--- Start MATERIAL FOR THE TASK ---

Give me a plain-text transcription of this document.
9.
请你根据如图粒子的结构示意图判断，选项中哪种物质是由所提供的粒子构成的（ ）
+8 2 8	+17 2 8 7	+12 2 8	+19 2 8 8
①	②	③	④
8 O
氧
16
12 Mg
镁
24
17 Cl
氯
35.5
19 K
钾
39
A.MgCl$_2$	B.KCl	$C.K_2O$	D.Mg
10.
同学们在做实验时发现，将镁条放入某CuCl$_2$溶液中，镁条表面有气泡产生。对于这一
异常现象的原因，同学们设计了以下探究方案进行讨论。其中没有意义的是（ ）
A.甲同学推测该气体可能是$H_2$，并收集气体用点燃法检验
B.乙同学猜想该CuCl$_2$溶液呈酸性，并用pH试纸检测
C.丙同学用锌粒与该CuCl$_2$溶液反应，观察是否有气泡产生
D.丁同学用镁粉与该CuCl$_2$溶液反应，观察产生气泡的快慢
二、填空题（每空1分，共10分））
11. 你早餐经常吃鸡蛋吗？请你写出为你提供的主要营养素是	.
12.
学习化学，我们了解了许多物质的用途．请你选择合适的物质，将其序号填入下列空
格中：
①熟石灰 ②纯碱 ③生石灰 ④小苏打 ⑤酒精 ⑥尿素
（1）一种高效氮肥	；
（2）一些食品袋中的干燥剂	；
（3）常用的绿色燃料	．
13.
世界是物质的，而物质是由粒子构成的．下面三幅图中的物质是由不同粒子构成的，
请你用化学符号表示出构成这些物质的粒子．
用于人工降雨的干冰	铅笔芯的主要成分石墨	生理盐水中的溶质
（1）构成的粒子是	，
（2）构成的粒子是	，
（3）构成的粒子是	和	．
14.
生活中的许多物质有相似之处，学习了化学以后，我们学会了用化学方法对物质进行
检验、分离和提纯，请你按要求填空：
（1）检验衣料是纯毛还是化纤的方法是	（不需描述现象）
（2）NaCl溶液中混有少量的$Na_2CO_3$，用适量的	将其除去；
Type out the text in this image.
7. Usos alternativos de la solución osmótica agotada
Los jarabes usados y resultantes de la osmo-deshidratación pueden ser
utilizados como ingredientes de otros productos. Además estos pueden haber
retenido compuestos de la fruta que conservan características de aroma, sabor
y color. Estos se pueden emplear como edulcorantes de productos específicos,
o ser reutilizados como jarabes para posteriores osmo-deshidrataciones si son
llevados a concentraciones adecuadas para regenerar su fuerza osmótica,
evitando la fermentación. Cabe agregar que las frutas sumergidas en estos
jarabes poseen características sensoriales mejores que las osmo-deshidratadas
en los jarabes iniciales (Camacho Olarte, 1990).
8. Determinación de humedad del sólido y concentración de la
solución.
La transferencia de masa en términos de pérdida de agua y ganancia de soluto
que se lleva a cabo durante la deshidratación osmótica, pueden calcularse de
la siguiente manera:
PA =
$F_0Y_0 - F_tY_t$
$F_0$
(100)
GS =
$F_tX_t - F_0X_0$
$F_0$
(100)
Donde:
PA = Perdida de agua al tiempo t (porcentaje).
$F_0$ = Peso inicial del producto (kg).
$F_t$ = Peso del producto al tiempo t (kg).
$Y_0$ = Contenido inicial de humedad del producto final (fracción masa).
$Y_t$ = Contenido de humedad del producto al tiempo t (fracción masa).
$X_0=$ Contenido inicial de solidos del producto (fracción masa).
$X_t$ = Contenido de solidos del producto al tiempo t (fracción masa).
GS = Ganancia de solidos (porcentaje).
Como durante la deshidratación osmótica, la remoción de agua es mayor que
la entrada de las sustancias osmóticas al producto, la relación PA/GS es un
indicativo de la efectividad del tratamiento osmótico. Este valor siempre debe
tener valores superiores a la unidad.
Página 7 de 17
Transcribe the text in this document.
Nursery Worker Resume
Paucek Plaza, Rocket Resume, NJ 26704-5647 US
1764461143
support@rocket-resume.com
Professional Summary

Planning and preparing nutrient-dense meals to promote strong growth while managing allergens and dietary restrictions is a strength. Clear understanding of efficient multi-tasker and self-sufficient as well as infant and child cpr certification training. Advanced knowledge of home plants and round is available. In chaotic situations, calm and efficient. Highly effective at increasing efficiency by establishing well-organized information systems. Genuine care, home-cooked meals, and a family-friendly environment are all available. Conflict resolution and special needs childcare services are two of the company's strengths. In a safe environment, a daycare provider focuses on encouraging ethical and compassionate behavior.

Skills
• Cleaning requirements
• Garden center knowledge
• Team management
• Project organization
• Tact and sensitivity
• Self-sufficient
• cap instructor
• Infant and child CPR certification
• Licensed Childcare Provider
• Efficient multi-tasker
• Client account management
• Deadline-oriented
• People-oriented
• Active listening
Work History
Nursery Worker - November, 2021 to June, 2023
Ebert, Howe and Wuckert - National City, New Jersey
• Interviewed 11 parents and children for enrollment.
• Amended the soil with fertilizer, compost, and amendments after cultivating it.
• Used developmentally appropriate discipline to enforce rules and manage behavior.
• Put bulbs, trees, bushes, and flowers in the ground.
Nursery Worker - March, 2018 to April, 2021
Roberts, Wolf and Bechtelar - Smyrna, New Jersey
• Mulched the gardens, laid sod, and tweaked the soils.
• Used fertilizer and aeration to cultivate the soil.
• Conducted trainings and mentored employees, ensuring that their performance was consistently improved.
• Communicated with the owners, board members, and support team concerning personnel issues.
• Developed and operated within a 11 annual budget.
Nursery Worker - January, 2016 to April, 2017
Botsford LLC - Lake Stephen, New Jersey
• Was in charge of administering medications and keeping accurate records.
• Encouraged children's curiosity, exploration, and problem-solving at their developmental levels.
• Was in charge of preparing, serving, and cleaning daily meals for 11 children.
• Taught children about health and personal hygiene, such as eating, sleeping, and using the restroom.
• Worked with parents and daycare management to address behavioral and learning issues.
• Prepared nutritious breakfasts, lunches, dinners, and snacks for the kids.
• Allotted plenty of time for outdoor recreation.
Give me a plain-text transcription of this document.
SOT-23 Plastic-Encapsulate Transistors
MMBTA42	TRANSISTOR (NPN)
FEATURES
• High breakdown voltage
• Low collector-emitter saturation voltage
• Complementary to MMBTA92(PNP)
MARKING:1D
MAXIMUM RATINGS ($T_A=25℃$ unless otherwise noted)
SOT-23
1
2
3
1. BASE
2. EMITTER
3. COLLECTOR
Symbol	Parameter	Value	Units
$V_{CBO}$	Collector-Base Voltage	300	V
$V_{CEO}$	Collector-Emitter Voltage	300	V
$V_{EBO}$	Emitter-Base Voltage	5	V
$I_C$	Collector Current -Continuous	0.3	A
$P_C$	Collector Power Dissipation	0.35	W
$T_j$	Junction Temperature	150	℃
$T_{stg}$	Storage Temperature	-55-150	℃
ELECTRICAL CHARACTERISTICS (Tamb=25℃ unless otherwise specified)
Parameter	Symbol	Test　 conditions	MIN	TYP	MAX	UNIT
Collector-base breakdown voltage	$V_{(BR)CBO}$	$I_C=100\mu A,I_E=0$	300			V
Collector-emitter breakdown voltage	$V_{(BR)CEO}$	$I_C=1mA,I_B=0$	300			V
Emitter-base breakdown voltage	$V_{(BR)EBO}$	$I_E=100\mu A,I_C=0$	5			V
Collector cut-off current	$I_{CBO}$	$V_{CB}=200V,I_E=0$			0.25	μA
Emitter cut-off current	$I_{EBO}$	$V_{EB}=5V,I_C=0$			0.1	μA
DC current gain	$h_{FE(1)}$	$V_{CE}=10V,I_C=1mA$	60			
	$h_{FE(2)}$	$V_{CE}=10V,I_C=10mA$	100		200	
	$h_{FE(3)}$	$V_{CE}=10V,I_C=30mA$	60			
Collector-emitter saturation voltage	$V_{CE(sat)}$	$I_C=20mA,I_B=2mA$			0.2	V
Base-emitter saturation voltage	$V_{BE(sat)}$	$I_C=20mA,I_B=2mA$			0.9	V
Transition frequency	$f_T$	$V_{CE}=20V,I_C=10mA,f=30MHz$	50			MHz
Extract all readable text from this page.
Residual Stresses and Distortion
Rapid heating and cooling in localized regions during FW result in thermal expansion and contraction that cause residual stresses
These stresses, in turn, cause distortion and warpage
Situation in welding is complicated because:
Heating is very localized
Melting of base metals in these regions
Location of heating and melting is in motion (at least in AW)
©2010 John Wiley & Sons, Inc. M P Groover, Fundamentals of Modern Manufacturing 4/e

--- End MATERIAL FOR THE TASK ---

PROBLEM REQUIREMENTS: Gather each line that holds "knowledge".

RESPONSE BELOW:
Planning and preparing nutrient-dense meals to promote strong growth while managing allergens and dietary restrictions is a strength. Clear understanding of efficient multi-tasker and self-sufficient as well as infant and child cpr certification training. Advanced knowledge of home plants and round is available. In chaotic situations, calm and efficient. Highly effective at increasing efficiency by establishing well-organized information systems. Genuine care, home-cooked meals, and a family-friendly environment are all available. Conflict resolution and special needs childcare services are two of the company's strengths. In a safe environment, a daycare provider focuses on encouraging ethical and compassionate behavior.
• Garden center knowledge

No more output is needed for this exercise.